● Goal:
Gather all lines containing the string "caption" and copy them out.

● Listed entries:
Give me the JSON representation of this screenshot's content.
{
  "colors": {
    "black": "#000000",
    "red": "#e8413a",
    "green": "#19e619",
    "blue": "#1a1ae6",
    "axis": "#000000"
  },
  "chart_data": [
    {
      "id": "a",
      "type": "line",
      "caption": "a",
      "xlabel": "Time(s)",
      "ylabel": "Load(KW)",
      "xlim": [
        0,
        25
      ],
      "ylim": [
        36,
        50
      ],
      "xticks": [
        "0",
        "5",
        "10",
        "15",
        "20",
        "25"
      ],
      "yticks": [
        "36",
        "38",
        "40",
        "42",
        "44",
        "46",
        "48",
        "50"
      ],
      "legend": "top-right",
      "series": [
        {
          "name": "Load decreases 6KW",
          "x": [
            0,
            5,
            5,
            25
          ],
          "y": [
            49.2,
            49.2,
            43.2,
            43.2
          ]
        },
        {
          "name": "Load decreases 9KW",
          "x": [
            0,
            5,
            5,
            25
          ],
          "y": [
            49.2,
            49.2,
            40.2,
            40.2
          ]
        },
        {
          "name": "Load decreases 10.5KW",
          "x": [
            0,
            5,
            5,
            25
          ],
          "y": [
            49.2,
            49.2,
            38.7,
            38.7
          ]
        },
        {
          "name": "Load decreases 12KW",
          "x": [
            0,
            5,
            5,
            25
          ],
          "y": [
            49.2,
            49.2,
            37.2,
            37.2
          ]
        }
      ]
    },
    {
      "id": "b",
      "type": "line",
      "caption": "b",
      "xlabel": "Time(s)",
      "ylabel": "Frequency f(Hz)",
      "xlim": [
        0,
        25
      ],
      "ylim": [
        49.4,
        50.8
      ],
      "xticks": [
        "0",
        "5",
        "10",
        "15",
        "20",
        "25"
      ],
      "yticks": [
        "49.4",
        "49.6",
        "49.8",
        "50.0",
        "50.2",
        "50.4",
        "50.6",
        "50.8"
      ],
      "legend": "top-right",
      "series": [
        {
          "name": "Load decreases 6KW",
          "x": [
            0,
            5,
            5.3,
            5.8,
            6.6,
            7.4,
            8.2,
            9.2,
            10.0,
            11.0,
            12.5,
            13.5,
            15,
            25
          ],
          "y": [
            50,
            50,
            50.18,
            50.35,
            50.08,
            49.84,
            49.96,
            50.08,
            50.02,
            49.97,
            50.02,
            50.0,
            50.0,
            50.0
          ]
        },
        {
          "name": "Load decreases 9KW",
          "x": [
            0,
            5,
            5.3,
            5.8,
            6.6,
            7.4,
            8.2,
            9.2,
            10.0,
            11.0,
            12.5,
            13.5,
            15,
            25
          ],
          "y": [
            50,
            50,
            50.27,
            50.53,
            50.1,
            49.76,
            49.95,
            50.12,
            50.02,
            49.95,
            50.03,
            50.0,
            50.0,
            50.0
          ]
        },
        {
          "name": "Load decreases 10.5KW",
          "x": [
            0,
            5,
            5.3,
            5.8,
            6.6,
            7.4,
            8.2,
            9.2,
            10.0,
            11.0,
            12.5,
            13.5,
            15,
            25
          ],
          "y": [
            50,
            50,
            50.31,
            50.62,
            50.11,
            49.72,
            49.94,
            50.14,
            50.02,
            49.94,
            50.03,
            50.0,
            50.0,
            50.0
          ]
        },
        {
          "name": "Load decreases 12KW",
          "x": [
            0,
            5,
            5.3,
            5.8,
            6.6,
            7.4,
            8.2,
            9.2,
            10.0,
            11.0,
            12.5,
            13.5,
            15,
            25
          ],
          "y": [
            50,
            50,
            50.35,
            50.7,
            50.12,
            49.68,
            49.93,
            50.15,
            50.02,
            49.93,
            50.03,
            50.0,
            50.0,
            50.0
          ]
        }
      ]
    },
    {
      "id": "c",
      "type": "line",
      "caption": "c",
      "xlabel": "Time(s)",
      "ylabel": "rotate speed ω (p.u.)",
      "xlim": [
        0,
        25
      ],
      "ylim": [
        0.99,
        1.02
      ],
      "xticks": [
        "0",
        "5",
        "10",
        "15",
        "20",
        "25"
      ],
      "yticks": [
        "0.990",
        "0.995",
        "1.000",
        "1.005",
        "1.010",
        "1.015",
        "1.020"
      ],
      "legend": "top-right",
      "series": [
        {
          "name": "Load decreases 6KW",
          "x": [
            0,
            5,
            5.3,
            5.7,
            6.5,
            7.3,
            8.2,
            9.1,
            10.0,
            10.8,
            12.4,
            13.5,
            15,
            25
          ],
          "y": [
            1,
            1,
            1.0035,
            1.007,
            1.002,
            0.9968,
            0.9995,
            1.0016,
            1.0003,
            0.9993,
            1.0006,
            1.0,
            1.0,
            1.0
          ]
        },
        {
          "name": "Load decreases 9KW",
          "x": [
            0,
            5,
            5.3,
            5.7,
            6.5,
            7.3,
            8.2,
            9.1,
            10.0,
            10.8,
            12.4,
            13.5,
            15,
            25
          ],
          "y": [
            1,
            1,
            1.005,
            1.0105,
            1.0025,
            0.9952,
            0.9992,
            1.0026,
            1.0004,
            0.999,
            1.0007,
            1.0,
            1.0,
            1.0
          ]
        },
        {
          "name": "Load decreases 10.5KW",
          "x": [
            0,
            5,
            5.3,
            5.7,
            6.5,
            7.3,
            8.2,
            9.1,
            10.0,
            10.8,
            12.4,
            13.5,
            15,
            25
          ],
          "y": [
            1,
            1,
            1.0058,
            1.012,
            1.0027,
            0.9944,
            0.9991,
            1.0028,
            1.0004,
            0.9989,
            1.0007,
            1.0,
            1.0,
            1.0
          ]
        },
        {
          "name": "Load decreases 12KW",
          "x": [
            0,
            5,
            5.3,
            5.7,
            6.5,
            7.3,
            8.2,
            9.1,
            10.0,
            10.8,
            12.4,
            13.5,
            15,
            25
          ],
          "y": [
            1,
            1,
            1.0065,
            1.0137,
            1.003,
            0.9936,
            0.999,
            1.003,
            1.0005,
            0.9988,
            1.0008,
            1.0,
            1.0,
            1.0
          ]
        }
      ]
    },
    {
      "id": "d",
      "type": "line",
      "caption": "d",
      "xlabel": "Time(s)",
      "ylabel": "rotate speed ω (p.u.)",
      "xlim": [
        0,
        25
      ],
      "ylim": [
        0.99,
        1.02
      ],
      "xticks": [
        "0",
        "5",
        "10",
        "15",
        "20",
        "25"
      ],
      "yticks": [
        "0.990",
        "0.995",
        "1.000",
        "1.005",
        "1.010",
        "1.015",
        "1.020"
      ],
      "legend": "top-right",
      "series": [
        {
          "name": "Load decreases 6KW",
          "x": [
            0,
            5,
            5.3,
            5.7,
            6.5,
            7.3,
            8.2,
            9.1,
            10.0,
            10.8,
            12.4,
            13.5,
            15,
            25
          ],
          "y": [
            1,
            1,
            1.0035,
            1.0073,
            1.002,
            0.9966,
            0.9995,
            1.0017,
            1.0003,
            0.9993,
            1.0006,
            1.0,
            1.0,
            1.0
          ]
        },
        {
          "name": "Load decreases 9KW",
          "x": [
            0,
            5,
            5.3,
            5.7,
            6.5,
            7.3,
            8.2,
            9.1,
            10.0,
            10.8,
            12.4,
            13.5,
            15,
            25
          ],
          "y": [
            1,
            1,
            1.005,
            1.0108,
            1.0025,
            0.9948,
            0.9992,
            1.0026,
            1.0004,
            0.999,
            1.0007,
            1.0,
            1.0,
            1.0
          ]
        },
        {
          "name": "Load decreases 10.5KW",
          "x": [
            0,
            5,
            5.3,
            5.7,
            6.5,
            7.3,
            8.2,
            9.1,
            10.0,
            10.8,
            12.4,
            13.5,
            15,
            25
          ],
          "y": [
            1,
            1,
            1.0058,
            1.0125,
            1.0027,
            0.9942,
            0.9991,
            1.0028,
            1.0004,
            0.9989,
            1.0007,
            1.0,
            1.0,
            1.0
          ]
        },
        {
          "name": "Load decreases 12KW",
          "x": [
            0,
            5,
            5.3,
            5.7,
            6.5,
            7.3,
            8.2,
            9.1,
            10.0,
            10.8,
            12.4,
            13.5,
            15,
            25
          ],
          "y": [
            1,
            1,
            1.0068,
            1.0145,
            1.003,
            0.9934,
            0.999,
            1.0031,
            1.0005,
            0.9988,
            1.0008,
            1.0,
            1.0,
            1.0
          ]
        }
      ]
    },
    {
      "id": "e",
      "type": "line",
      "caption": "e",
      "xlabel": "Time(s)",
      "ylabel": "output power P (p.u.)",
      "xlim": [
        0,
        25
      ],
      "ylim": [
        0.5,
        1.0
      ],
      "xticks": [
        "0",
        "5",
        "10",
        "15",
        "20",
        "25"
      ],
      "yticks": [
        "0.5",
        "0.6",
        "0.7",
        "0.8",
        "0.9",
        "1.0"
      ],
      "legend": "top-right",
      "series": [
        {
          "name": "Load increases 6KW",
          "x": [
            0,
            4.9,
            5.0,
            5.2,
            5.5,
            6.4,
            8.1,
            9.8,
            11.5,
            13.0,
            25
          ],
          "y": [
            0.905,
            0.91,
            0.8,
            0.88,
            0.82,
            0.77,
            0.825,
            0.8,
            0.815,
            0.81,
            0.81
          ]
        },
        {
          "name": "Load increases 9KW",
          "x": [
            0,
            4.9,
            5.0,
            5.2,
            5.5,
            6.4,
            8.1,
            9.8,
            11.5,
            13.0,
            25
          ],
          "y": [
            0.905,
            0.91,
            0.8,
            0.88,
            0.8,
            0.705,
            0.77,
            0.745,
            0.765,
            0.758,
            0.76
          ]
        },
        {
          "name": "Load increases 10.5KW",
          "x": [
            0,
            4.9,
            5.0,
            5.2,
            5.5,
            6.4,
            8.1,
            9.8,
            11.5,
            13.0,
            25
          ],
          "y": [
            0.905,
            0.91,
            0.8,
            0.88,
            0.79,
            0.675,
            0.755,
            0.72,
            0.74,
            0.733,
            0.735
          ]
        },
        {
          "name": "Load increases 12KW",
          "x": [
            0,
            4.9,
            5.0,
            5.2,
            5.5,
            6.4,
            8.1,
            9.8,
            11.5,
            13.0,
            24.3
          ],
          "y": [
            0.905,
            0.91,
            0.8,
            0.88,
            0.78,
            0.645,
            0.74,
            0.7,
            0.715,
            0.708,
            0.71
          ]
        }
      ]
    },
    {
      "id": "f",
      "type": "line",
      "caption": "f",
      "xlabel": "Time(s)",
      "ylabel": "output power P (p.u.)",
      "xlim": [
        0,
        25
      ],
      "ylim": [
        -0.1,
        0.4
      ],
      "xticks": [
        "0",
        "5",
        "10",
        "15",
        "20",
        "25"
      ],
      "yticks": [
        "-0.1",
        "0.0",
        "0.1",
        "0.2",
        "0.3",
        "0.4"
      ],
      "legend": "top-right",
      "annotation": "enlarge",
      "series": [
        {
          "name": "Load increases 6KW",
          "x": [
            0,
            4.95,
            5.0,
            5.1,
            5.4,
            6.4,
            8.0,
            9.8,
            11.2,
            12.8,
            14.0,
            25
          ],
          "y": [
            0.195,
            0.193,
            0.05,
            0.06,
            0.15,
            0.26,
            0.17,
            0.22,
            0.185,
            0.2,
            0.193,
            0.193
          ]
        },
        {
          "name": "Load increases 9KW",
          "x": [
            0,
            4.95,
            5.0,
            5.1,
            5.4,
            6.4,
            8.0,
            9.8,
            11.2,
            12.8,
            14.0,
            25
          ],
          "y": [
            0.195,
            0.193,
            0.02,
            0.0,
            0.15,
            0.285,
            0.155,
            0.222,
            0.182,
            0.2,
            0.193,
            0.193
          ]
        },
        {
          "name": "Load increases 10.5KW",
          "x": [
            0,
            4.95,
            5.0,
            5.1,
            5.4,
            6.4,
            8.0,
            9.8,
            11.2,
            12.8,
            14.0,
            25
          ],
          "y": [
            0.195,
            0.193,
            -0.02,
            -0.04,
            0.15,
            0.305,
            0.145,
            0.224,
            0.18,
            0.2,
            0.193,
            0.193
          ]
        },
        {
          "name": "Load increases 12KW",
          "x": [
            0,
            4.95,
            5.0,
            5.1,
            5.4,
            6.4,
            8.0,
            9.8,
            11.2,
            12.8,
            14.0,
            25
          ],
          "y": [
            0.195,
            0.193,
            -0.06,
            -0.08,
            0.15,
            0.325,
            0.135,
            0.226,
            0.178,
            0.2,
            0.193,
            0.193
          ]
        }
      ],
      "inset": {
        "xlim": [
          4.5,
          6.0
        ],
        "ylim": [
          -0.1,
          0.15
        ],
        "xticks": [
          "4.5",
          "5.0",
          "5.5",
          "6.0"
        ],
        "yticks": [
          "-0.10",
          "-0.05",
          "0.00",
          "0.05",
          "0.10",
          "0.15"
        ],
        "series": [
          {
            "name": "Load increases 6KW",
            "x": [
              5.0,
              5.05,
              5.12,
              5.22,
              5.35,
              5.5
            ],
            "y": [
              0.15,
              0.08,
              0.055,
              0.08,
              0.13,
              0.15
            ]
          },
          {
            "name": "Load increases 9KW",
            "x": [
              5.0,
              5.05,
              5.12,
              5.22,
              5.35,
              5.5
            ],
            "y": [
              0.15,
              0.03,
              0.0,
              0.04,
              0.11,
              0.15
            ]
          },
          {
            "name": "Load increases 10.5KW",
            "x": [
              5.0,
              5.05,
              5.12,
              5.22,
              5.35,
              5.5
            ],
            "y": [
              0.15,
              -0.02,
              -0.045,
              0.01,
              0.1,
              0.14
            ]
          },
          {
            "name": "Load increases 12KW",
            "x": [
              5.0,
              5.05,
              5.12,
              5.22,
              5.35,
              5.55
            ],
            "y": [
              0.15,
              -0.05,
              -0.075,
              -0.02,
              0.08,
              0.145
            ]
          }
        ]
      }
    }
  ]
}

● Correct answer:
      "caption": "a",
      "caption": "b",
      "caption": "c",
      "caption": "d",
      "caption": "e",
      "caption": "f",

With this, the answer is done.